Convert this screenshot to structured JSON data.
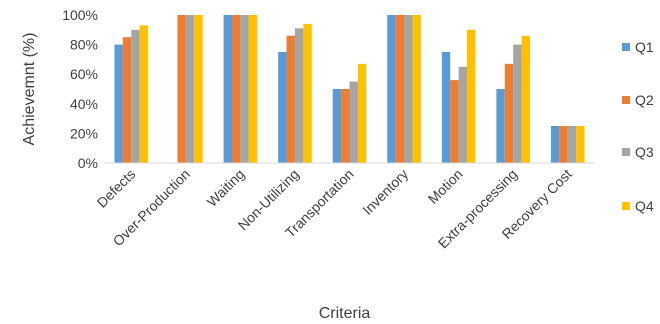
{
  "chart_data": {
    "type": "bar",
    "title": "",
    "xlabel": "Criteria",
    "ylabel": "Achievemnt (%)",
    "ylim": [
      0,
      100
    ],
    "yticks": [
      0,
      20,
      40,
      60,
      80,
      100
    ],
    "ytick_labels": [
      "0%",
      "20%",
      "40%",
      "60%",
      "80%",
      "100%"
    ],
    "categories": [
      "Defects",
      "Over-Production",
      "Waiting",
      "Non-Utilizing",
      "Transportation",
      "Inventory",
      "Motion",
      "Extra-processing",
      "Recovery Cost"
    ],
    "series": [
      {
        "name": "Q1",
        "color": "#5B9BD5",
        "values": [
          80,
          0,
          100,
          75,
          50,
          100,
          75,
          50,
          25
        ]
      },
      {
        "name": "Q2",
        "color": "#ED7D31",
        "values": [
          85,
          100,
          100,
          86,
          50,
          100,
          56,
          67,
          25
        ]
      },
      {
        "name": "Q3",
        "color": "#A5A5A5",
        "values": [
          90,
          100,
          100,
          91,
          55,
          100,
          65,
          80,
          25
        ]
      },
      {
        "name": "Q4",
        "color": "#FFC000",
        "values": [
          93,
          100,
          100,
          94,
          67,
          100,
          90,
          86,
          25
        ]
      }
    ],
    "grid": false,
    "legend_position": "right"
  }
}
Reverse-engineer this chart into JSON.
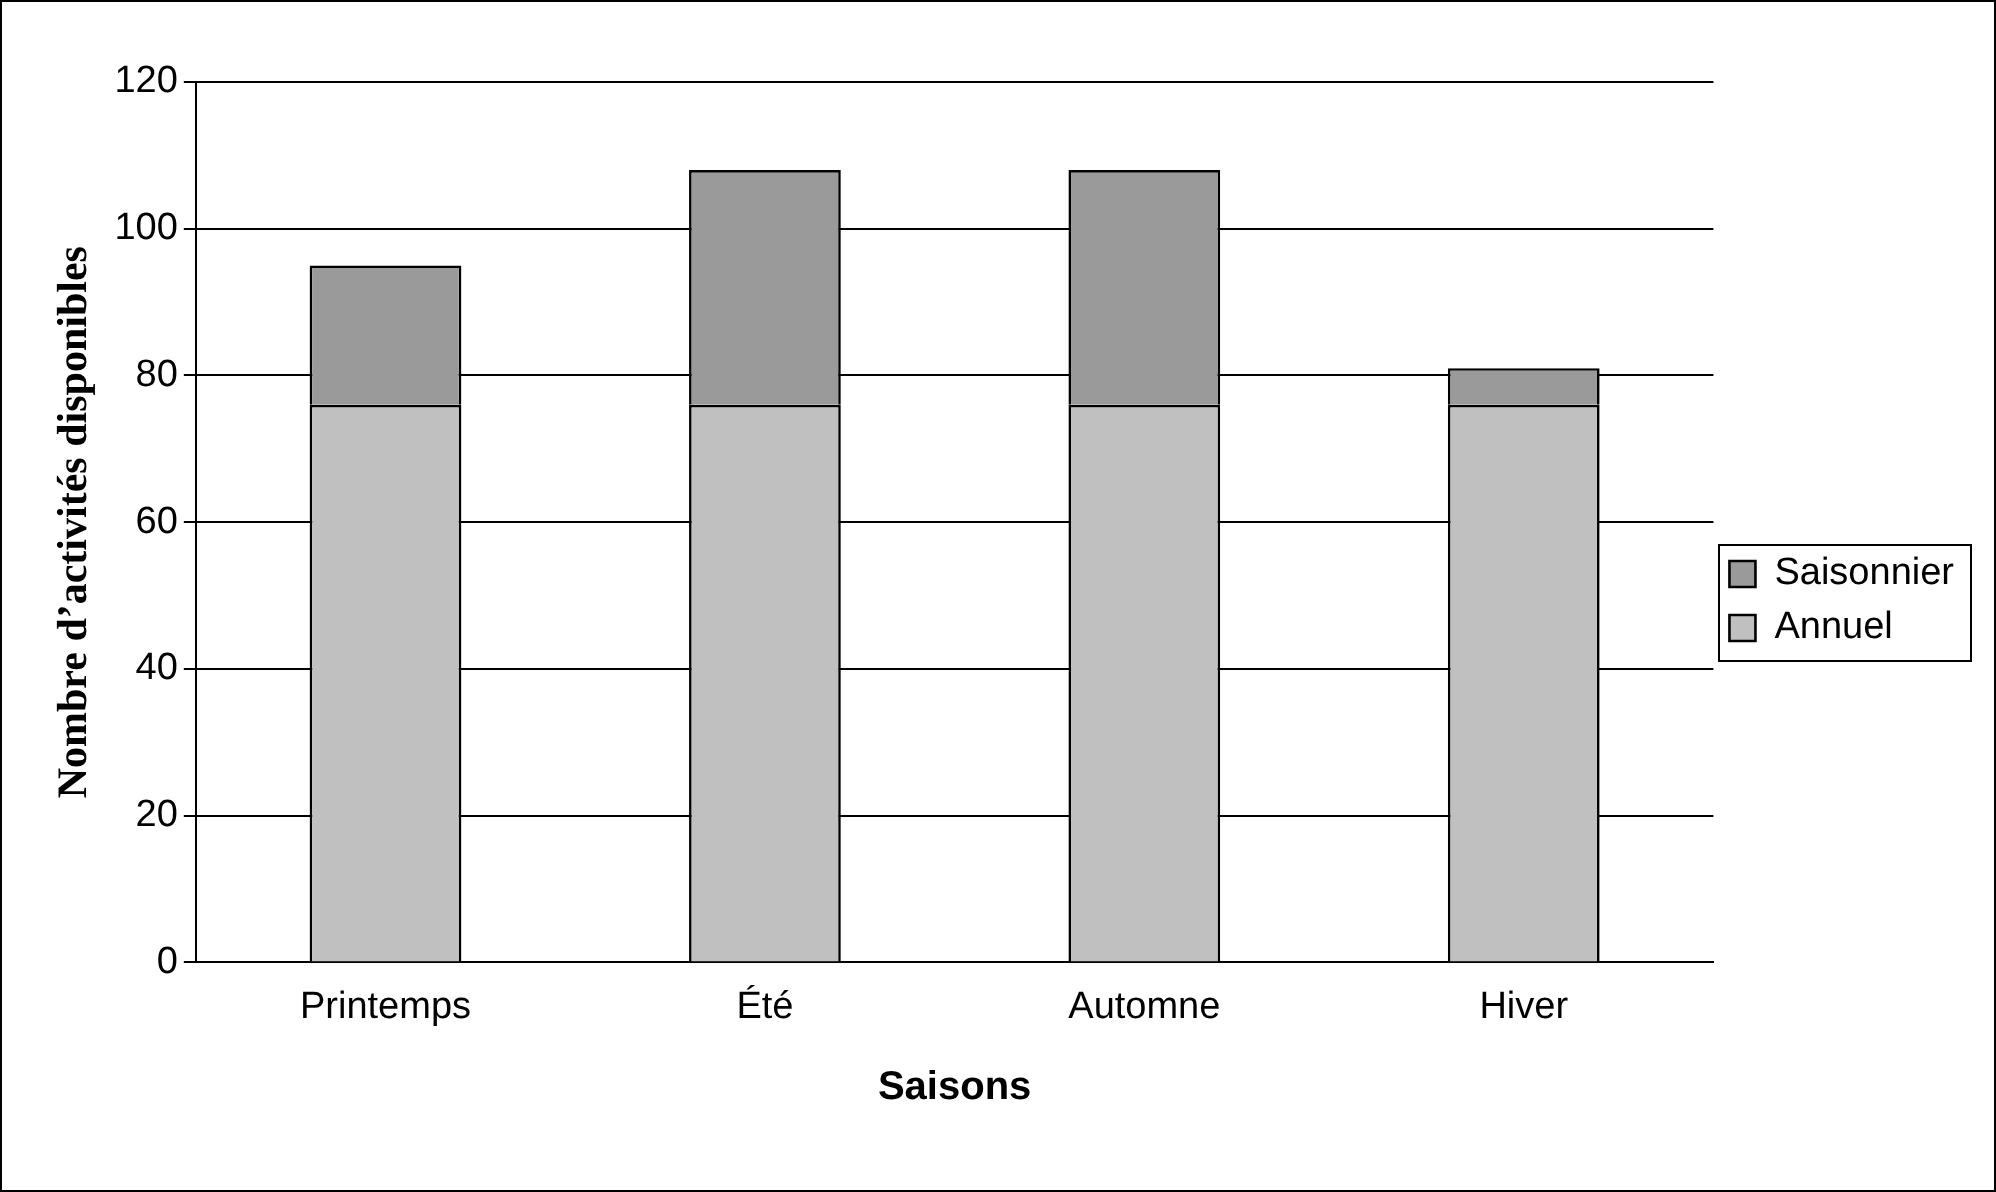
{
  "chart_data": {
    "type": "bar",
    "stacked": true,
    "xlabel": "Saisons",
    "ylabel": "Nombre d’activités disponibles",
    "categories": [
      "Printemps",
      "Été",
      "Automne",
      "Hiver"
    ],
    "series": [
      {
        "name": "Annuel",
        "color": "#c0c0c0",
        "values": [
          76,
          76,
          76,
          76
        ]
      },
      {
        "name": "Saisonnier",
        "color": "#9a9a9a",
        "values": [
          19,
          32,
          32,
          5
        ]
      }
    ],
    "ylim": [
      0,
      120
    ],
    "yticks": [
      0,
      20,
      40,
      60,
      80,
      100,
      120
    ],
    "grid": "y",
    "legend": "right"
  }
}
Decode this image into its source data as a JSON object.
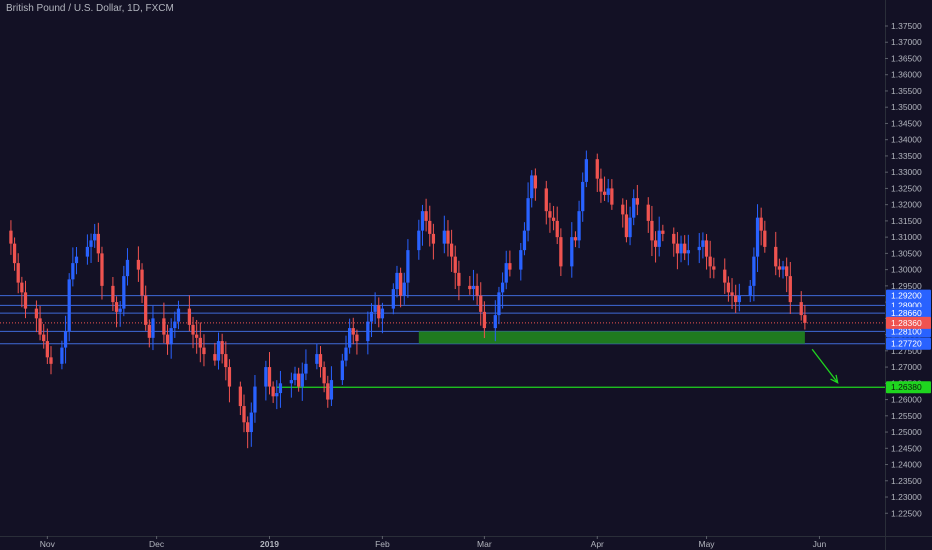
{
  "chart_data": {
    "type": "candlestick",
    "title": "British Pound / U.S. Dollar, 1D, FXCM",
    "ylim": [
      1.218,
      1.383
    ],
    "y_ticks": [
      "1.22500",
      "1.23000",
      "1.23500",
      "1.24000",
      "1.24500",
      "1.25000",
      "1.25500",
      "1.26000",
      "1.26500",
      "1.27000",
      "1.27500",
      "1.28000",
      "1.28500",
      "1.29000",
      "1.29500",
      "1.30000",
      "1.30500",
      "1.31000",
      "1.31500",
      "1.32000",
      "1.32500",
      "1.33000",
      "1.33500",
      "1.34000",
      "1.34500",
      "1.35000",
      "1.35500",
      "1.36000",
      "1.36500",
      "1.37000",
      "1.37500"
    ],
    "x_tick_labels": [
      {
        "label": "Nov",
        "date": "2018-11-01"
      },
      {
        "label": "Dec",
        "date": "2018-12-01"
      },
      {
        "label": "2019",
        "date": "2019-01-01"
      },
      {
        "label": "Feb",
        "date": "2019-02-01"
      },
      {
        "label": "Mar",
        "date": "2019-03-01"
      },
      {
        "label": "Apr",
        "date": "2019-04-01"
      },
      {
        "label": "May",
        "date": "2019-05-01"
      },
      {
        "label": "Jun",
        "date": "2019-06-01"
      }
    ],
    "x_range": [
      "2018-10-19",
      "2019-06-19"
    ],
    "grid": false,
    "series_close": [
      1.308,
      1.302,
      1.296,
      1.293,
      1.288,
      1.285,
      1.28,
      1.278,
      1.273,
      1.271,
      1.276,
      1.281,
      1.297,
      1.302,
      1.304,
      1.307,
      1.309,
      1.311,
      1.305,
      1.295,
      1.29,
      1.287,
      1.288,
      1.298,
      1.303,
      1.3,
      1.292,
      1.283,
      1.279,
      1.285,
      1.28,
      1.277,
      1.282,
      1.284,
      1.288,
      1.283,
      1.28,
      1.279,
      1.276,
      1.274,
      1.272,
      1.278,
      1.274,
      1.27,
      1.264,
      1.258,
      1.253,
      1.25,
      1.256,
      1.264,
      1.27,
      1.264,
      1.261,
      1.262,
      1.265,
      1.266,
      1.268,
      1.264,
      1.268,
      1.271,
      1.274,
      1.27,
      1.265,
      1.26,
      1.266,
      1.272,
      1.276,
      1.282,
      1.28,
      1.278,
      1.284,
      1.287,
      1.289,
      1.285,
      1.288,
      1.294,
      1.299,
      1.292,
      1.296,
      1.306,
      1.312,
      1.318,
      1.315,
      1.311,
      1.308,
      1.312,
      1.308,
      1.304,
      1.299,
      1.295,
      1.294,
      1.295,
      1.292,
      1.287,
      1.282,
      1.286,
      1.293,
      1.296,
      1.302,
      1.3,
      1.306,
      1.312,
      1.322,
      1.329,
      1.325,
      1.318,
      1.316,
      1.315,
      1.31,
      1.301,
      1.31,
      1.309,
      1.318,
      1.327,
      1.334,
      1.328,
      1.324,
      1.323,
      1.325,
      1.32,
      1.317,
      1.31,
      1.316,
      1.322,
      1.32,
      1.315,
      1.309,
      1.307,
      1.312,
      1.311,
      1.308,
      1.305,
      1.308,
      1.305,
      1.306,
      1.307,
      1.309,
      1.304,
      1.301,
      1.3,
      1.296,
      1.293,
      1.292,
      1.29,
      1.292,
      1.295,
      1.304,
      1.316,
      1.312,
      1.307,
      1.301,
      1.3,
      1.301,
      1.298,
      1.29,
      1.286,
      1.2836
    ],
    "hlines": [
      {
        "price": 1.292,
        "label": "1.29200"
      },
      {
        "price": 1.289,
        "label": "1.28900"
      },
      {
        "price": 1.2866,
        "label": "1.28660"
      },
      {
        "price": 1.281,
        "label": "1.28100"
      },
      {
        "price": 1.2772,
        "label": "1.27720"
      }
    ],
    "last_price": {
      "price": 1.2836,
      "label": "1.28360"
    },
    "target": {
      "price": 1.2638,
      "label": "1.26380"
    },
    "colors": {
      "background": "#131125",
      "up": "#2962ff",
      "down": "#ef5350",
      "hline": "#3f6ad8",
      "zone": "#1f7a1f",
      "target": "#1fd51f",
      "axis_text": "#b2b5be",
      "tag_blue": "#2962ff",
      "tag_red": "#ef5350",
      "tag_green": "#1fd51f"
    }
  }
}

※ ※ ※

TASK DIRECTIONS:
Copy down every line of the entries containing the word "date".

TASK RESULT:
        "date": "2018-11-01"
        "date": "2018-12-01"
        "date": "2019-01-01"
        "date": "2019-02-01"
        "date": "2019-03-01"
        "date": "2019-04-01"
        "date": "2019-05-01"
        "date": "2019-06-01"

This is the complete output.